— DATA —

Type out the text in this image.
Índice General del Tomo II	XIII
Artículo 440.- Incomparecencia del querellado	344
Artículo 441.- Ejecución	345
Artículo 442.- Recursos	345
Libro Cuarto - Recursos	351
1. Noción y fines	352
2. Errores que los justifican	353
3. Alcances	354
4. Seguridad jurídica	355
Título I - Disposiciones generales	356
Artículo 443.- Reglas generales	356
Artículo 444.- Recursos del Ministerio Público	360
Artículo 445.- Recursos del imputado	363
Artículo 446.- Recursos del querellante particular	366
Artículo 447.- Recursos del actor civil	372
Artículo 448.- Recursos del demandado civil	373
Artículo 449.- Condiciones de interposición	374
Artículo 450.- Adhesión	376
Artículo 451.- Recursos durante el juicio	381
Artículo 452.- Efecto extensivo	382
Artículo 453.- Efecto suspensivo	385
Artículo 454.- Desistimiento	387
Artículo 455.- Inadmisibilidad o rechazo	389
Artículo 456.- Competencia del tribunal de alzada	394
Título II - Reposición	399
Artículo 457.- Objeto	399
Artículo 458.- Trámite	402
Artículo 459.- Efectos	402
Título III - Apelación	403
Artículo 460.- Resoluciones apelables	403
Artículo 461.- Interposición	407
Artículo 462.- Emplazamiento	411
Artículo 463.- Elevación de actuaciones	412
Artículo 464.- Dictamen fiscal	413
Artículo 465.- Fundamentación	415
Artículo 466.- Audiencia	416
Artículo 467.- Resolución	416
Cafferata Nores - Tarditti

---

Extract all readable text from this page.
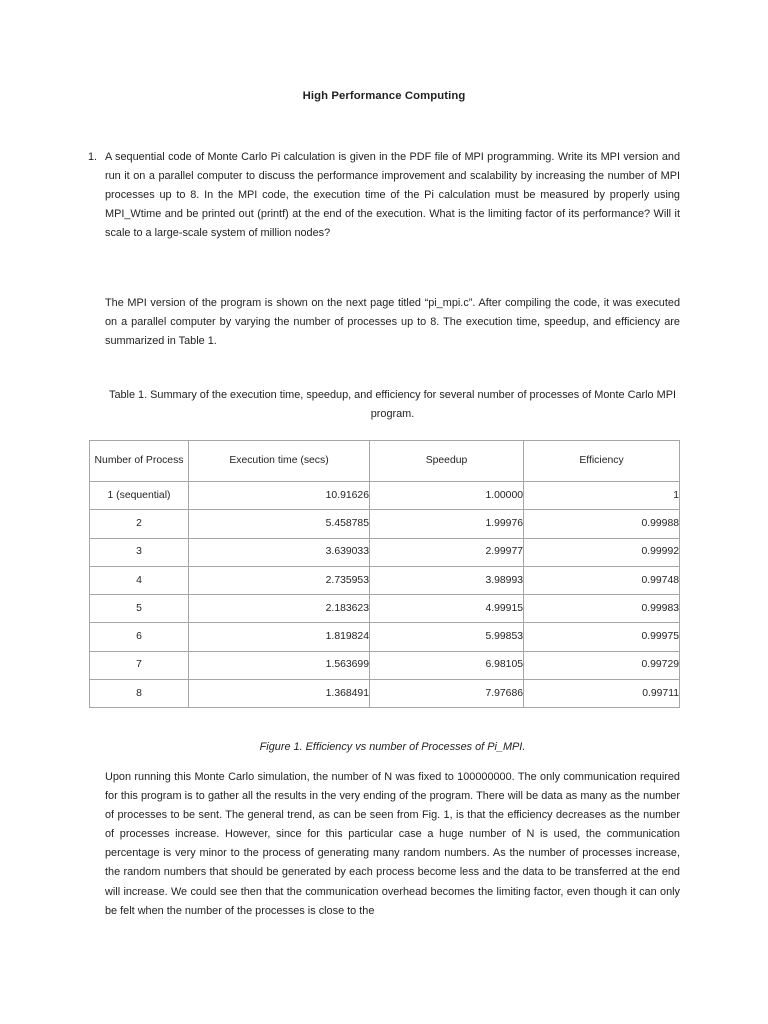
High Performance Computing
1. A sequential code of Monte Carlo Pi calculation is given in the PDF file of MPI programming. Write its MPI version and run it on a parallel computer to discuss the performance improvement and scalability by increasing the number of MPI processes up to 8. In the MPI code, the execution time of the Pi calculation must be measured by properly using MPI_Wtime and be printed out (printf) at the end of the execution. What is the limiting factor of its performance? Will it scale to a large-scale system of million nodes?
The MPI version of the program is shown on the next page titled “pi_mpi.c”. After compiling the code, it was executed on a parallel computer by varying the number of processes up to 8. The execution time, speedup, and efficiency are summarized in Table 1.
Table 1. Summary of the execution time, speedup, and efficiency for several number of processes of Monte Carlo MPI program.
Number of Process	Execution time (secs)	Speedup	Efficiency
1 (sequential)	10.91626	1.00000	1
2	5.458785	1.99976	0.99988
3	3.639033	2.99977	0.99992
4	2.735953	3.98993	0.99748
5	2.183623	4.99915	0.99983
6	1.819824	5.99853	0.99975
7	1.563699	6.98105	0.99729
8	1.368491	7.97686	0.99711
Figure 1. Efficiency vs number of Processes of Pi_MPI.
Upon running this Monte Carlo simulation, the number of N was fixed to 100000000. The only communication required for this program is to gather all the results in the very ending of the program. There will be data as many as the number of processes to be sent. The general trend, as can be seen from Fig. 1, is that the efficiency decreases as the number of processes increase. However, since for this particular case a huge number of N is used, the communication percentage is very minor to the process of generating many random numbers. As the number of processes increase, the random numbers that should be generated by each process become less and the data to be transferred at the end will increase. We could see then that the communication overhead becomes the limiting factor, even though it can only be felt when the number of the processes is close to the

— TASK REQUIREMENTS —
Write down every line of the data above that includes the string "version".

— RESPONSE —
1. A sequential code of Monte Carlo Pi calculation is given in the PDF file of MPI programming. Write its MPI version and run it on a parallel computer to discuss the performance improvement and scalability by increasing the number of MPI processes up to 8. In the MPI code, the execution time of the Pi calculation must be measured by properly using MPI_Wtime and be printed out (printf) at the end of the execution. What is the limiting factor of its performance? Will it scale to a large-scale system of million nodes?
The MPI version of the program is shown on the next page titled “pi_mpi.c”. After compiling the code, it was executed on a parallel computer by varying the number of processes up to 8. The execution time, speedup, and efficiency are summarized in Table 1.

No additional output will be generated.